_Testo della pagina_:
La seconda questione di interesse scientifico riguarda i legami di parentela tra gli individui rinvenuti nel cimitero e in particolare quelli seppelliti nella tomba 2. Appartenevano alla stessa famiglia, come ipotizzato dagli archeologi? La vicinanza all’altare, la presenza del corredo e le caratteristiche della sepoltura poi hanno fatto supporre che appartenesse a una famiglia di elevato status sociale.
“Nella tomba 2 erano presenti sia scheletri completi, che resti di crani e altre ossa sparse”, spiega la bioarcheologa Alice Paladin, “In seguito al nostro studio è emerso che i resti della tomba 2 appartenevano a un numero minimo di 13 individui e la maggior parte di quelli studiati geneticamente erano imparentati. Abbiamo ad esempio individuato la presenza di un padre e di un figlio. Tuttavia, non tutti avevano rapporti biologici di parentela”. Accanto al presunto figlio, infatti, è sepolta una donna con cui non ci sono legami biologici e che mostra un elevato livello di mescolamento con gruppi del nord Europa.

_Cosa fare_:
- a) Quali elementi, secondo il testo sulla tomba 2, hanno fatto supporre l'appartenenza a una famiglia di elevato status sociale? Elencali tutti.
- b) Rispondi a queste domande sul testo della tomba 2:
(i) A quanti individui, come minimo, appartenevano i resti della tomba 2?
(ii) Chi è la bioarcheologa citata nel testo?
(iii) Con quali gruppi mostra un elevato mescolamento la donna sepolta accanto al presunto figlio?
- c) Come potrebbe proseguire il testo sulla tomba 2 dopo l'ultima frase? Portalo avanti con qualche frase nello stesso tono.
Le righe riportate qui non hanno alcun legame con il testo.

_Estratti di dati_:
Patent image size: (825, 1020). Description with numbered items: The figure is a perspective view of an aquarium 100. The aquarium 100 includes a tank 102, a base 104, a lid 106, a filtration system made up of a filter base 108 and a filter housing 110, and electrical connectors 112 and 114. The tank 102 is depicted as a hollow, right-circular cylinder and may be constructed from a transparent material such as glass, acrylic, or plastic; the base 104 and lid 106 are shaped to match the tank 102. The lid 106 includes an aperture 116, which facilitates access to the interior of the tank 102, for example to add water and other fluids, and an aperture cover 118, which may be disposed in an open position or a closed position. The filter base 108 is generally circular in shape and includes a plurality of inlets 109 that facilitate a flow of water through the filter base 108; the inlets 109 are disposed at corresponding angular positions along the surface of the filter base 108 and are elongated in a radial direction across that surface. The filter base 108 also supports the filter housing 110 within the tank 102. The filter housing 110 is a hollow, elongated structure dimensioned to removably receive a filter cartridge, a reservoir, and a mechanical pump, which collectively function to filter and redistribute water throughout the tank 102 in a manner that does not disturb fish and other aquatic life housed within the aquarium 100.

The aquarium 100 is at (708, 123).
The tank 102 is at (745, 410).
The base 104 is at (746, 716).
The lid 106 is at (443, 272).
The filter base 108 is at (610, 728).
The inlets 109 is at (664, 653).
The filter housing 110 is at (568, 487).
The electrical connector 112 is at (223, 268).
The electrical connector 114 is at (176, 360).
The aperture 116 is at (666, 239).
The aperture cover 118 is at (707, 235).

_Risposte_:
- a)
- la vicinanza all'altare
- la presenza del corredo
- le caratteristiche della sepoltura

- b)
(i) A un numero minimo di 13 individui.
(ii) Alice Paladin.
(iii) Con gruppi del nord Europa.

- c)
“Questi risultati suggeriscono la presenza di una possibile familia, quindi di un gruppo che considerava non solo i legami biologici tra gli individui, ma anche relazioni che andavano oltre la parentela. Lo studio quindi ci racconta della struttura sociale al tempo in questo territorio” aggiunge Paladin.
“Combinare le analisi antropologiche e genetiche con i dati archeologici a nostra disposizione ci ha permesso di chiarire il quadro e di comprendere che l’ibridazione culturale che si osserva in questa area all’epoca sia stata accompagnata da complessi processi di mescolamento genetico”, concludono le principali ricercatrici dello studio pubblicato sulla rivista iScience.